**Ausgangstext**
Kevin Rauch kandidiert als Gemeinderat – als erste Person mit kognitiver Beeinträchtigung
Kevin Rauch kandidiert für die SP im Zürcher Kreis 9 als Gemeinderat. Doch selbstverständlich sei diese Kandidatur nicht. Denn Rauch hat eine angeborene kognitive Beeinträchtigung.
Rauch hat Mühe mit langen Sätzen und komplizierten Wörtern. Davon lässt er sich jedoch nicht unterkriegen, wie er im Interview mit dem «Tages Anzeiger» erzählt.
Er sagt, er wolle, dass sich die Situation für Menschen mit Beeinträchtigung in der Schweiz verbessere. Deshalb kann er nicht einfach warten, sondern müsse selbst handeln.
In der Schweiz gilt seit 2014 die UN-Behindertenrechtskonvention, diese verlangt die volle Inklusion von Menschen mit Beeinträchtigung. Seit dieser Einführung sei die Inklusion auch besser geworden, sagt Rauch.
Dennoch müssten sich beeinträchtigte Personen, zum Beispiel im Kanton Zürich, immer noch stark dafür einsetzen, Hilfe zu erhalten. Als Beispiel nennt Rauch im Interview das Selbstbestimmungsgesetz des Kantons. Dieses besagt, dass Menschen mit Beeinträchtigung, die selbstständig leben möchten, den Anspruch auf finanzielle Unterstützung für eine Begleitung und Betreuung im Alltag haben.
Dafür müssen sie ein kompliziertes, mehrseitiges Formular ausfüllen. Dies könne Rauch aufgrund seiner Beeinträchtigung nicht selbstständig.
Auf solche Hürden würden Menschen mit Behinderung immer wieder stossen, sagt Rauch weiter. Er ist überzeugt davon, dass Betroffene ihre Sicht auf solche Hindernisse öfter einbringen müssen, um diese zu vereinfachen oder zu ändern.
Der Weg in die Politik
Politik habe Rauch schon als Junge interessiert. Sich selbst zu engagieren, schien aufgrund seiner Beeinträchtigung jedoch unrealistisch. Dies änderte sich durch die Inklusionsaktivistin Lea Sandoz-Mey. Diese schrieb damals ihre Bachelorarbeit zur Teilhabe von Menschen mit Behinderung in politischen Parteien.
Die zentrale Frage darin: Wie kann man Menschen mit Beeinträchtigung den Einstieg in die Politik erleichtern?
Dabei ging es Sandoz-Mey auch um den Abbau von Vorurteilen sowie Barrieren und die praktische Unterstützung. Eine der Massnahmen sind sogenannte Tandems. Somit würden sich zwei Personen gegenseitig in der Politik unterstützen.

**Teile der Übung**
A) Erläutern Sie anhand des Artikels über Kevin Rauchs Kandidatur, aus welchem Grund Rauch beschlossen hat, selbst politisch aktiv zu werden, statt einfach abzuwarten.
B) Seit welchem Jahr gilt in der Schweiz laut dem Artikel über Kevin Rauchs Kandidatur die UN-Behindertenrechtskonvention?
C) Führen Sie den Artikel über Kevin Rauchs Kandidatur im Zürcher Kreis 9 im Anschluss an seinen letzten Satz weiter.

**Ausgelesenes Material**
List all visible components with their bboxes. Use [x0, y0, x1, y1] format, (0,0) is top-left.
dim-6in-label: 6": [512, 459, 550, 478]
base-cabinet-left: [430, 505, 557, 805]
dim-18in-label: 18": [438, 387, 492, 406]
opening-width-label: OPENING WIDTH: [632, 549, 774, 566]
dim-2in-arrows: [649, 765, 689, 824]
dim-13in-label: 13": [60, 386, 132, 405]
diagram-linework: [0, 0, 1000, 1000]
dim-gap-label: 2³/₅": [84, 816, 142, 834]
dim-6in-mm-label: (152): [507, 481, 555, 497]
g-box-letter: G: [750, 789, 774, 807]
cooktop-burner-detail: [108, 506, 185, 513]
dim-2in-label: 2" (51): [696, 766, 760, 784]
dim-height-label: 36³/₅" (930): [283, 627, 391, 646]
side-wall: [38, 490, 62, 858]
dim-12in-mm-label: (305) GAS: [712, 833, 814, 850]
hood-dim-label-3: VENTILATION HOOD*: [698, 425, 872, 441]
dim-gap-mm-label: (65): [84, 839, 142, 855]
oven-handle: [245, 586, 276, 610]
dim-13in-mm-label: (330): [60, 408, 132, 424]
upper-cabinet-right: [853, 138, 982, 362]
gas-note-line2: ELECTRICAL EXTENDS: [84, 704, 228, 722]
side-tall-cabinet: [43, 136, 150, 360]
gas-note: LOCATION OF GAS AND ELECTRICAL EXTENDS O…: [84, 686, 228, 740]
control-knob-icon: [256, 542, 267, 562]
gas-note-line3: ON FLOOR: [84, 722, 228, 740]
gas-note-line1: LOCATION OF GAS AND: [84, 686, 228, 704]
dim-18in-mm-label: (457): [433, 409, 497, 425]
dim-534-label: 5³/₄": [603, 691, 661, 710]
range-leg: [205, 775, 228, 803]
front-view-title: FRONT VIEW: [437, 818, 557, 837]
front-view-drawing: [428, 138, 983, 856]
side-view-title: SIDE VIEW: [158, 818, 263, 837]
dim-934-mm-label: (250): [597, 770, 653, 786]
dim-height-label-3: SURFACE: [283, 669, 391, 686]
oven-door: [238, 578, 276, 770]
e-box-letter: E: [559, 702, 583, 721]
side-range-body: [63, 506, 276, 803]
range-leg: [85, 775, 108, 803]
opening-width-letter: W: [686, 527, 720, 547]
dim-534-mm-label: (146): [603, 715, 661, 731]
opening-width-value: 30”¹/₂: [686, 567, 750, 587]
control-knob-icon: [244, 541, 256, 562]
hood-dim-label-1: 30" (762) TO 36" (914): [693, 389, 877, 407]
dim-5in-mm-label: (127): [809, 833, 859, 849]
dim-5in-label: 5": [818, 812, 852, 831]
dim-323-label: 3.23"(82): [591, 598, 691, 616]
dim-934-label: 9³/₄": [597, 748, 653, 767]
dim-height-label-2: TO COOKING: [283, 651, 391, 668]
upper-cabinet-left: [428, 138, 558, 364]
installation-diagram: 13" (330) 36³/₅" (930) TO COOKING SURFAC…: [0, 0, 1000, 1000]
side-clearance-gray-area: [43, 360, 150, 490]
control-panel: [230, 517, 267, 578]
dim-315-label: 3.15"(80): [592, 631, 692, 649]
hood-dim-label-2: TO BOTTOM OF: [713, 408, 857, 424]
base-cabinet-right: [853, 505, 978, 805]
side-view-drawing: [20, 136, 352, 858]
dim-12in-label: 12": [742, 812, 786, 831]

**Lösungen je Aufgabe**
A) Rauch möchte, dass sich die Situation für Menschen mit Beeinträchtigung in der Schweiz verbessert. Deshalb will er nicht einfach warten, sondern selbst handeln.

B) Seit 2014.

C)
Sandoz-Mey und Kevin Rauch gründeten ein Tandem und suchten gemeinsam eine passende Partei. Seit Januar 2024 ist Rauch im Vorstand und Inklusionsbeauftragter der SP Kreis 9. Sandoz-Mey ist seine Wahlkampfleiterin.
Für Petra Röthlisberger, Co-Präsidentin der SP im Kreis 9, ist es keine Frage, dass Rauch für das Amt qualifiziert ist. Er sei zuverlässig, engagiert und ein guter Redner, wie sie gegenüber der Zeitung sagt.
Weiter sagt Röthlisberger, es sei wichtig, dass das Parlament die Gesellschaft möglichst gut repräsentiert.
Mit einem Blick in die Zukunft sagt Rauch, dass er wahrscheinlich einen intensiveren Wahlkampf führen müsse als andere. Angst vor bösen Bemerkungen habe er keine, er sei überzeugt, dass die Zeit für seine Kandidatur reif ist. Gerade aus dem Grund, weil sich in der Inklusionspolitik viel tue. Gerade in der Politik sei die Sprache oft kompliziert, Rauch hofft darauf, dass die Leute ihn mögen, weil er einfach spricht und formuliert.
Die Gemeinderatswahlen stehen in der Stadt Zürich und somit auch im Kreis 9 im März 2026 an.
Politiker mit Beeinträchtigungen
Neben Kevin Rauch gibt es in der Schweiz bereits Politiker mit Beeinträchtigungen:
- Thurgauer-Mitte-Nationalrat Christian Lohr kam infolge einer Conterganschädigung (eine Häufung von Fehlbildungen) ohne Arme und mit missgebildeten Beinen zur Welt.
- Zürcher-Mitte-Nationalrat Philipp Kutter lebt seit einem Skiunfall mit einer Tetraplegie.
- Zürcher-SP-Nationalrat Islam Alijaj hat eine Cerebralparese. Aufgrund dieser ist er auf einen Rollstuhl angewiesen und hat Beeinträchtigung der Sprachsteuerung.
Rauch wäre der erste Schweizer Politiker mit einer kognitiven Beeinträchtigung.